TASK INSTRUCTIONS
Quote, verbatim, all material below, without pictures.

RECORDED INFORMATION

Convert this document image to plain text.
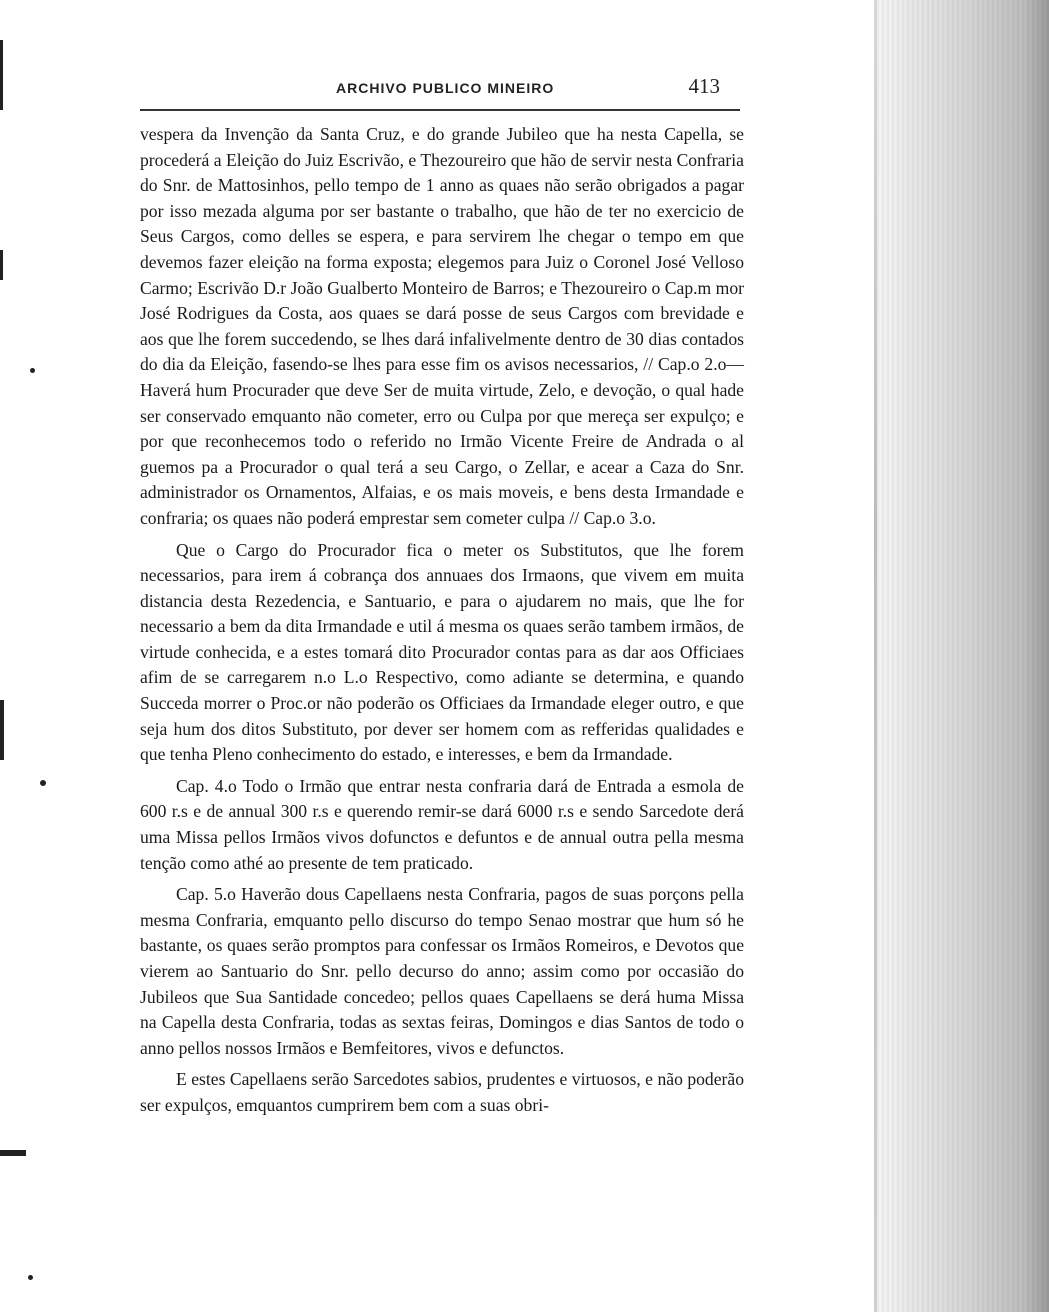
ARCHIVO PUBLICO MINEIRO	413

vespera da Invenção da Santa Cruz, e do grande Jubileo que ha nesta Capella, se procederá a Eleição do Juiz Escrivão, e Thezoureiro que hão de servir nesta Confraria do Snr. de Mattosinhos, pello tempo de 1 anno as quaes não serão obrigados a pagar por isso mezada alguma por ser bastante o trabalho, que hão de ter no exercicio de Seus Cargos, como delles se espera, e para servirem lhe chegar o tempo em que devemos fazer eleição na forma exposta; elegemos para Juiz o Coronel José Velloso Carmo; Escrivão D.r João Gualberto Monteiro de Barros; e Thezoureiro o Cap.m mor José Rodrigues da Costa, aos quaes se dará posse de seus Cargos com brevidade e aos que lhe forem succedendo, se lhes dará infalivelmente dentro de 30 dias contados do dia da Eleição, fasendo-se lhes para esse fim os avisos necessarios, // Cap.o 2.o—Haverá hum Procurader que deve Ser de muita virtude, Zelo, e devoção, o qual hade ser conservado emquanto não cometer, erro ou Culpa por que mereça ser expulço; e por que reconhecemos todo o referido no Irmão Vicente Freire de Andrada o al guemos pa a Procurador o qual terá a seu Cargo, o Zellar, e acear a Caza do Snr. administrador os Ornamentos, Alfaias, e os mais moveis, e bens desta Irmandade e confraria; os quaes não poderá emprestar sem cometer culpa // Cap.o 3.o.

Que o Cargo do Procurador fica o meter os Substitutos, que lhe forem necessarios, para irem á cobrança dos annuaes dos Irmaons, que vivem em muita distancia desta Rezedencia, e Santuario, e para o ajudarem no mais, que lhe for necessario a bem da dita Irmandade e util á mesma os quaes serão tambem irmãos, de virtude conhecida, e a estes tomará dito Procurador contas para as dar aos Officiaes afim de se carregarem n.o L.o Respectivo, como adiante se determina, e quando Succeda morrer o Proc.or não poderão os Officiaes da Irmandade eleger outro, e que seja hum dos ditos Substituto, por dever ser homem com as refferidas qualidades e que tenha Pleno conhecimento do estado, e interesses, e bem da Irmandade.

Cap. 4.o Todo o Irmão que entrar nesta confraria dará de Entrada a esmola de 600 r.s e de annual 300 r.s e querendo remir-se dará 6000 r.s e sendo Sarcedote derá uma Missa pellos Irmãos vivos dofunctos e defuntos e de annual outra pella mesma tenção como athé ao presente de tem praticado.

Cap. 5.o Haverão dous Capellaens nesta Confraria, pagos de suas porçons pella mesma Confraria, emquanto pello discurso do tempo Senao mostrar que hum só he bastante, os quaes serão promptos para confessar os Irmãos Romeiros, e Devotos que vierem ao Santuario do Snr. pello decurso do anno; assim como por occasião do Jubileos que Sua Santidade concedeo; pellos quaes Capellaens se derá huma Missa na Capella desta Confraria, todas as sextas feiras, Domingos e dias Santos de todo o anno pellos nossos Irmãos e Bemfeitores, vivos e defunctos.

E estes Capellaens serão Sarcedotes sabios, prudentes e virtuosos, e não poderão ser expulços, emquantos cumprirem bem com a suas obri-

EXERCISE RESULT
Convert this document image to plain text.
ARCHIVO PUBLICO MINEIRO	413

vespera da Invenção da Santa Cruz, e do grande Jubileo que ha nesta Capella, se procederá a Eleição do Juiz Escrivão, e Thezoureiro que hão de servir nesta Confraria do Snr. de Mattosinhos, pello tempo de 1 anno as quaes não serão obrigados a pagar por isso mezada alguma por ser bastante o trabalho, que hão de ter no exercicio de Seus Cargos, como delles se espera, e para servirem lhe chegar o tempo em que devemos fazer eleição na forma exposta; elegemos para Juiz o Coronel José Velloso Carmo; Escrivão D.r João Gualberto Monteiro de Barros; e Thezoureiro o Cap.m mor José Rodrigues da Costa, aos quaes se dará posse de seus Cargos com brevidade e aos que lhe forem succedendo, se lhes dará infalivelmente dentro de 30 dias contados do dia da Eleição, fasendo-se lhes para esse fim os avisos necessarios, // Cap.o 2.o—Haverá hum Procurader que deve Ser de muita virtude, Zelo, e devoção, o qual hade ser conservado emquanto não cometer, erro ou Culpa por que mereça ser expulço; e por que reconhecemos todo o referido no Irmão Vicente Freire de Andrada o al guemos pa a Procurador o qual terá a seu Cargo, o Zellar, e acear a Caza do Snr. administrador os Ornamentos, Alfaias, e os mais moveis, e bens desta Irmandade e confraria; os quaes não poderá emprestar sem cometer culpa // Cap.o 3.o.

Que o Cargo do Procurador fica o meter os Substitutos, que lhe forem necessarios, para irem á cobrança dos annuaes dos Irmaons, que vivem em muita distancia desta Rezedencia, e Santuario, e para o ajudarem no mais, que lhe for necessario a bem da dita Irmandade e util á mesma os quaes serão tambem irmãos, de virtude conhecida, e a estes tomará dito Procurador contas para as dar aos Officiaes afim de se carregarem n.o L.o Respectivo, como adiante se determina, e quando Succeda morrer o Proc.or não poderão os Officiaes da Irmandade eleger outro, e que seja hum dos ditos Substituto, por dever ser homem com as refferidas qualidades e que tenha Pleno conhecimento do estado, e interesses, e bem da Irmandade.

Cap. 4.o Todo o Irmão que entrar nesta confraria dará de Entrada a esmola de 600 r.s e de annual 300 r.s e querendo remir-se dará 6000 r.s e sendo Sarcedote derá uma Missa pellos Irmãos vivos dofunctos e defuntos e de annual outra pella mesma tenção como athé ao presente de tem praticado.

Cap. 5.o Haverão dous Capellaens nesta Confraria, pagos de suas porçons pella mesma Confraria, emquanto pello discurso do tempo Senao mostrar que hum só he bastante, os quaes serão promptos para confessar os Irmãos Romeiros, e Devotos que vierem ao Santuario do Snr. pello decurso do anno; assim como por occasião do Jubileos que Sua Santidade concedeo; pellos quaes Capellaens se derá huma Missa na Capella desta Confraria, todas as sextas feiras, Domingos e dias Santos de todo o anno pellos nossos Irmãos e Bemfeitores, vivos e defunctos.

E estes Capellaens serão Sarcedotes sabios, prudentes e virtuosos, e não poderão ser expulços, emquantos cumprirem bem com a suas obri-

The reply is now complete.